▸ Written instruction
Extract the lines that carry the string "expenses" from the listing.
# start of Extracted data
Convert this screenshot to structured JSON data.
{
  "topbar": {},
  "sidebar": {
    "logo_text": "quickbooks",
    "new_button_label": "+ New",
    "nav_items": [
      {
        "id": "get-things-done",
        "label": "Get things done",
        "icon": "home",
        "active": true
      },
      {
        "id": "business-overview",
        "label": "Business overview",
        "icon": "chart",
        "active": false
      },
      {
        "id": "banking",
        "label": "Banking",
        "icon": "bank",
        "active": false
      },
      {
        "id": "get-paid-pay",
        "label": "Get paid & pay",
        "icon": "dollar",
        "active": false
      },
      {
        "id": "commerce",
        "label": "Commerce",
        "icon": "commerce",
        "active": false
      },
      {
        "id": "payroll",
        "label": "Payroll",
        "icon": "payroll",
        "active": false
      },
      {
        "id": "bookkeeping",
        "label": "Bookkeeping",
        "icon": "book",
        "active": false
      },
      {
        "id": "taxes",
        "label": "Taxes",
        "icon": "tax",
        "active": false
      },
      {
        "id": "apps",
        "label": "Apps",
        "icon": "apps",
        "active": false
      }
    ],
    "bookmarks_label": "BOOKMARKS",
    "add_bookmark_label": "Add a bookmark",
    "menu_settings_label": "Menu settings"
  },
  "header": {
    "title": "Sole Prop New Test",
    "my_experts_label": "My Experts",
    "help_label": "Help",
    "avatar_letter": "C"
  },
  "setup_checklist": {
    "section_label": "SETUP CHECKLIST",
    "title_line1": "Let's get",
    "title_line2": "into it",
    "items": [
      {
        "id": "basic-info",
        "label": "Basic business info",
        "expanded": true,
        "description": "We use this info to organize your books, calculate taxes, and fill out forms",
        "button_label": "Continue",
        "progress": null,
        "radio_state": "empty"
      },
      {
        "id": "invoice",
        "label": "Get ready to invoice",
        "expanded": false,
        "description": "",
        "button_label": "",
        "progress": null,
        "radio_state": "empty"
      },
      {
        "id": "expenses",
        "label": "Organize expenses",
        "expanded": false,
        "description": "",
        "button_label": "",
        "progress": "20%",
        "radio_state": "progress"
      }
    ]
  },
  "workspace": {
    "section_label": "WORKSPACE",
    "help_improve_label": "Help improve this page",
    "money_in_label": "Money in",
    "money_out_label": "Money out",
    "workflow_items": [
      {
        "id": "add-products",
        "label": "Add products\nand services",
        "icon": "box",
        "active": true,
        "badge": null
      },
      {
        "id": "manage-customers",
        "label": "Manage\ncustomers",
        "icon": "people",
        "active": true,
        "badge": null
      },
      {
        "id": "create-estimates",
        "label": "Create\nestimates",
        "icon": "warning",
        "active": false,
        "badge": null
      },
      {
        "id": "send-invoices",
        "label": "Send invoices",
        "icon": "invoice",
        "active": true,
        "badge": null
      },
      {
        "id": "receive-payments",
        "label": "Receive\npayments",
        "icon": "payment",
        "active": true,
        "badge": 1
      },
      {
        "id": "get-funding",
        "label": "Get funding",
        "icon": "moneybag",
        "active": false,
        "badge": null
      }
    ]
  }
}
# end of Extracted data
▸ Complete answer
        "id": "expenses",
        "label": "Organize expenses",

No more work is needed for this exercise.